> [Aim of the task] Print the complete set of entries exactly.

> [Input]
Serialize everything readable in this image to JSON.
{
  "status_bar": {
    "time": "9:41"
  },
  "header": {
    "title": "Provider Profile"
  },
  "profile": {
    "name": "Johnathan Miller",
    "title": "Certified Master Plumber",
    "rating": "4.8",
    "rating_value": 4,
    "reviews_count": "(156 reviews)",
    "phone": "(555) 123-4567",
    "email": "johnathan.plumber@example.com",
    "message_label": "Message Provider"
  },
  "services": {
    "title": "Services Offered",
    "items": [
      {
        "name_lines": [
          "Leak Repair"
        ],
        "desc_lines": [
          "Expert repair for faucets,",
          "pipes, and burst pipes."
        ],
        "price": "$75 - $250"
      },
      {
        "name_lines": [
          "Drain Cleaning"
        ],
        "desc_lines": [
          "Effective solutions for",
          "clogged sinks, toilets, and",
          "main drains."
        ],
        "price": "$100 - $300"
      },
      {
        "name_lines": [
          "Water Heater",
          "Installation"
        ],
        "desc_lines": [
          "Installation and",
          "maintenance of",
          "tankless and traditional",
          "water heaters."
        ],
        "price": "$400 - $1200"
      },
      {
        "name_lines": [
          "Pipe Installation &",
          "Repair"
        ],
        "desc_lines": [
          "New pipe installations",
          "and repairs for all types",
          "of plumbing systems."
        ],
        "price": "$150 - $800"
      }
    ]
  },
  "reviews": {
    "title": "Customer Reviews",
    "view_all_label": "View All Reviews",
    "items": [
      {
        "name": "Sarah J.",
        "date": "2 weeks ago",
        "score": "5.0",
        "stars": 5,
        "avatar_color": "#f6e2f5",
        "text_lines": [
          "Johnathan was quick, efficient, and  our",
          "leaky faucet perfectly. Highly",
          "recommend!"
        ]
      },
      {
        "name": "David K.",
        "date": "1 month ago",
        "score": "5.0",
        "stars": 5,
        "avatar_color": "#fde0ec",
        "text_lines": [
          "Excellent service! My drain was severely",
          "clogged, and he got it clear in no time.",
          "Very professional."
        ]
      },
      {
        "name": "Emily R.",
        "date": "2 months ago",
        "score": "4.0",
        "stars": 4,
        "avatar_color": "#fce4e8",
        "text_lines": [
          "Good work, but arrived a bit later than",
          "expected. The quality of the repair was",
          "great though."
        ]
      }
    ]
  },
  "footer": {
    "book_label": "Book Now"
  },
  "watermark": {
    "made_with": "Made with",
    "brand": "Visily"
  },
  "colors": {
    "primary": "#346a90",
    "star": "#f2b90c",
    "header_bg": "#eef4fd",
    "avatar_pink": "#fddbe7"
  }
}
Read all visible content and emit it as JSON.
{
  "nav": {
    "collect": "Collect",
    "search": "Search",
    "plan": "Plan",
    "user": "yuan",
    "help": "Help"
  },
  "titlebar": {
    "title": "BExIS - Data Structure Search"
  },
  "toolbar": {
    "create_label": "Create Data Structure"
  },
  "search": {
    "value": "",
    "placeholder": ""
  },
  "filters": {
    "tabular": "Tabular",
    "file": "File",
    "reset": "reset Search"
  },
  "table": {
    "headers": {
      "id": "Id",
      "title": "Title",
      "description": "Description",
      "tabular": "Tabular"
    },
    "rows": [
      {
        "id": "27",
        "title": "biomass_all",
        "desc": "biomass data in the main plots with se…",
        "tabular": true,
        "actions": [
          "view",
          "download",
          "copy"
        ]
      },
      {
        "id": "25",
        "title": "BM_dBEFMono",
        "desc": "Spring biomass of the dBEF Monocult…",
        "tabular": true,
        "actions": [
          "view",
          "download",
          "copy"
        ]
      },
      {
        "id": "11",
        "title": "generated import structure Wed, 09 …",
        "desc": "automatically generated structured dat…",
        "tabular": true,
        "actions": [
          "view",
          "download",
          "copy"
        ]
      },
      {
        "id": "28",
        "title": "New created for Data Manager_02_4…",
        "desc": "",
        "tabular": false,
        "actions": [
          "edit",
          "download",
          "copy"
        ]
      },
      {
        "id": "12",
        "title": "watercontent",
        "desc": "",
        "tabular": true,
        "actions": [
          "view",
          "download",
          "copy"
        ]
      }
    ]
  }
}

> [The result]
Serialize everything readable in this image to JSON.
{
  "status_bar": {
    "time": "9:41"
  },
  "header": {
    "title": "Provider Profile"
  },
  "profile": {
    "name": "Johnathan Miller",
    "title": "Certified Master Plumber",
    "rating": "4.8",
    "rating_value": 4,
    "reviews_count": "(156 reviews)",
    "phone": "(555) 123-4567",
    "email": "johnathan.plumber@example.com",
    "message_label": "Message Provider"
  },
  "services": {
    "title": "Services Offered",
    "items": [
      {
        "name_lines": [
          "Leak Repair"
        ],
        "desc_lines": [
          "Expert repair for faucets,",
          "pipes, and burst pipes."
        ],
        "price": "$75 - $250"
      },
      {
        "name_lines": [
          "Drain Cleaning"
        ],
        "desc_lines": [
          "Effective solutions for",
          "clogged sinks, toilets, and",
          "main drains."
        ],
        "price": "$100 - $300"
      },
      {
        "name_lines": [
          "Water Heater",
          "Installation"
        ],
        "desc_lines": [
          "Installation and",
          "maintenance of",
          "tankless and traditional",
          "water heaters."
        ],
        "price": "$400 - $1200"
      },
      {
        "name_lines": [
          "Pipe Installation &",
          "Repair"
        ],
        "desc_lines": [
          "New pipe installations",
          "and repairs for all types",
          "of plumbing systems."
        ],
        "price": "$150 - $800"
      }
    ]
  },
  "reviews": {
    "title": "Customer Reviews",
    "view_all_label": "View All Reviews",
    "items": [
      {
        "name": "Sarah J.",
        "date": "2 weeks ago",
        "score": "5.0",
        "stars": 5,
        "avatar_color": "#f6e2f5",
        "text_lines": [
          "Johnathan was quick, efficient, and  our",
          "leaky faucet perfectly. Highly",
          "recommend!"
        ]
      },
      {
        "name": "David K.",
        "date": "1 month ago",
        "score": "5.0",
        "stars": 5,
        "avatar_color": "#fde0ec",
        "text_lines": [
          "Excellent service! My drain was severely",
          "clogged, and he got it clear in no time.",
          "Very professional."
        ]
      },
      {
        "name": "Emily R.",
        "date": "2 months ago",
        "score": "4.0",
        "stars": 4,
        "avatar_color": "#fce4e8",
        "text_lines": [
          "Good work, but arrived a bit later than",
          "expected. The quality of the repair was",
          "great though."
        ]
      }
    ]
  },
  "footer": {
    "book_label": "Book Now"
  },
  "watermark": {
    "made_with": "Made with",
    "brand": "Visily"
  },
  "colors": {
    "primary": "#346a90",
    "star": "#f2b90c",
    "header_bg": "#eef4fd",
    "avatar_pink": "#fddbe7"
  }
}
Read all visible content and emit it as JSON.
{
  "nav": {
    "collect": "Collect",
    "search": "Search",
    "plan": "Plan",
    "user": "yuan",
    "help": "Help"
  },
  "titlebar": {
    "title": "BExIS - Data Structure Search"
  },
  "toolbar": {
    "create_label": "Create Data Structure"
  },
  "search": {
    "value": "",
    "placeholder": ""
  },
  "filters": {
    "tabular": "Tabular",
    "file": "File",
    "reset": "reset Search"
  },
  "table": {
    "headers": {
      "id": "Id",
      "title": "Title",
      "description": "Description",
      "tabular": "Tabular"
    },
    "rows": [
      {
        "id": "27",
        "title": "biomass_all",
        "desc": "biomass data in the main plots with se…",
        "tabular": true,
        "actions": [
          "view",
          "download",
          "copy"
        ]
      },
      {
        "id": "25",
        "title": "BM_dBEFMono",
        "desc": "Spring biomass of the dBEF Monocult…",
        "tabular": true,
        "actions": [
          "view",
          "download",
          "copy"
        ]
      },
      {
        "id": "11",
        "title": "generated import structure Wed, 09 …",
        "desc": "automatically generated structured dat…",
        "tabular": true,
        "actions": [
          "view",
          "download",
          "copy"
        ]
      },
      {
        "id": "28",
        "title": "New created for Data Manager_02_4…",
        "desc": "",
        "tabular": false,
        "actions": [
          "edit",
          "download",
          "copy"
        ]
      },
      {
        "id": "12",
        "title": "watercontent",
        "desc": "",
        "tabular": true,
        "actions": [
          "view",
          "download",
          "copy"
        ]
      }
    ]
  }
}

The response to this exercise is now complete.